ITEMS:

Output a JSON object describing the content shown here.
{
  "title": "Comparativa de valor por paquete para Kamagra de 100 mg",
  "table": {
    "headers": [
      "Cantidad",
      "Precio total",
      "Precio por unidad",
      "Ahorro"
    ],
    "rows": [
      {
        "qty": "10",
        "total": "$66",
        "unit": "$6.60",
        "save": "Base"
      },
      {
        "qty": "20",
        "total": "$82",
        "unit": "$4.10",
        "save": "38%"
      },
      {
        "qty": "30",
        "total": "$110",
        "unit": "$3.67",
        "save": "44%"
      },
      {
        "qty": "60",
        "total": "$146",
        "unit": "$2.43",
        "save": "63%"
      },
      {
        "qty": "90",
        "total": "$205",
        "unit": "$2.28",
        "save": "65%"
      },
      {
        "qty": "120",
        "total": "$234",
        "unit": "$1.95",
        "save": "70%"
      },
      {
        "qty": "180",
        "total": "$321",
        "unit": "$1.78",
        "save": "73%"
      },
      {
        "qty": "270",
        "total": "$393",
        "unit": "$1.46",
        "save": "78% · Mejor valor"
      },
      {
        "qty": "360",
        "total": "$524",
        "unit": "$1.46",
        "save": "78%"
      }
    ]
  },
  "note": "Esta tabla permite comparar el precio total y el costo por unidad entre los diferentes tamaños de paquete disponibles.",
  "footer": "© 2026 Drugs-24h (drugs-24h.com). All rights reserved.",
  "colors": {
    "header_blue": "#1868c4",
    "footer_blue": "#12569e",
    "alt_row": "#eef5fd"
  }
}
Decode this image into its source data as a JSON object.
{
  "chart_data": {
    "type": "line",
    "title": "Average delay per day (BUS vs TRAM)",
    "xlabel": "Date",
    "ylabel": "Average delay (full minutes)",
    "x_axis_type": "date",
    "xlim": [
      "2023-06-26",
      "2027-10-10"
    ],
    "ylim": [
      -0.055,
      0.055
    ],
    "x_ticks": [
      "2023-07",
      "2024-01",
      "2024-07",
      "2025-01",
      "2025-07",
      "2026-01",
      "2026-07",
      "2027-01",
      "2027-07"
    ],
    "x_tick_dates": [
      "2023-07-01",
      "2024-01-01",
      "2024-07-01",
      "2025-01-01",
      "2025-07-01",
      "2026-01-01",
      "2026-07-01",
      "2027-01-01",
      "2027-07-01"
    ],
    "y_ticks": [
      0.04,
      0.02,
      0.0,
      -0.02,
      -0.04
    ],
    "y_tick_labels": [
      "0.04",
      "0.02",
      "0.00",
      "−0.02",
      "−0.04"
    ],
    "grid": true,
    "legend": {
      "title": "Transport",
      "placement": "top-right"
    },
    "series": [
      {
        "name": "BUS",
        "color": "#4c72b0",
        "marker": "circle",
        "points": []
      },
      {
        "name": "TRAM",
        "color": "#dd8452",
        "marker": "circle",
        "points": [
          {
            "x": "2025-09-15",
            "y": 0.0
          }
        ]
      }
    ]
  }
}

REQUEST: Set all of the records down again, exactly as they stand.

THE OUTPUT:
Output a JSON object describing the content shown here.
{
  "title": "Comparativa de valor por paquete para Kamagra de 100 mg",
  "table": {
    "headers": [
      "Cantidad",
      "Precio total",
      "Precio por unidad",
      "Ahorro"
    ],
    "rows": [
      {
        "qty": "10",
        "total": "$66",
        "unit": "$6.60",
        "save": "Base"
      },
      {
        "qty": "20",
        "total": "$82",
        "unit": "$4.10",
        "save": "38%"
      },
      {
        "qty": "30",
        "total": "$110",
        "unit": "$3.67",
        "save": "44%"
      },
      {
        "qty": "60",
        "total": "$146",
        "unit": "$2.43",
        "save": "63%"
      },
      {
        "qty": "90",
        "total": "$205",
        "unit": "$2.28",
        "save": "65%"
      },
      {
        "qty": "120",
        "total": "$234",
        "unit": "$1.95",
        "save": "70%"
      },
      {
        "qty": "180",
        "total": "$321",
        "unit": "$1.78",
        "save": "73%"
      },
      {
        "qty": "270",
        "total": "$393",
        "unit": "$1.46",
        "save": "78% · Mejor valor"
      },
      {
        "qty": "360",
        "total": "$524",
        "unit": "$1.46",
        "save": "78%"
      }
    ]
  },
  "note": "Esta tabla permite comparar el precio total y el costo por unidad entre los diferentes tamaños de paquete disponibles.",
  "footer": "© 2026 Drugs-24h (drugs-24h.com). All rights reserved.",
  "colors": {
    "header_blue": "#1868c4",
    "footer_blue": "#12569e",
    "alt_row": "#eef5fd"
  }
}
Decode this image into its source data as a JSON object.
{
  "chart_data": {
    "type": "line",
    "title": "Average delay per day (BUS vs TRAM)",
    "xlabel": "Date",
    "ylabel": "Average delay (full minutes)",
    "x_axis_type": "date",
    "xlim": [
      "2023-06-26",
      "2027-10-10"
    ],
    "ylim": [
      -0.055,
      0.055
    ],
    "x_ticks": [
      "2023-07",
      "2024-01",
      "2024-07",
      "2025-01",
      "2025-07",
      "2026-01",
      "2026-07",
      "2027-01",
      "2027-07"
    ],
    "x_tick_dates": [
      "2023-07-01",
      "2024-01-01",
      "2024-07-01",
      "2025-01-01",
      "2025-07-01",
      "2026-01-01",
      "2026-07-01",
      "2027-01-01",
      "2027-07-01"
    ],
    "y_ticks": [
      0.04,
      0.02,
      0.0,
      -0.02,
      -0.04
    ],
    "y_tick_labels": [
      "0.04",
      "0.02",
      "0.00",
      "−0.02",
      "−0.04"
    ],
    "grid": true,
    "legend": {
      "title": "Transport",
      "placement": "top-right"
    },
    "series": [
      {
        "name": "BUS",
        "color": "#4c72b0",
        "marker": "circle",
        "points": []
      },
      {
        "name": "TRAM",
        "color": "#dd8452",
        "marker": "circle",
        "points": [
          {
            "x": "2025-09-15",
            "y": 0.0
          }
        ]
      }
    ]
  }
}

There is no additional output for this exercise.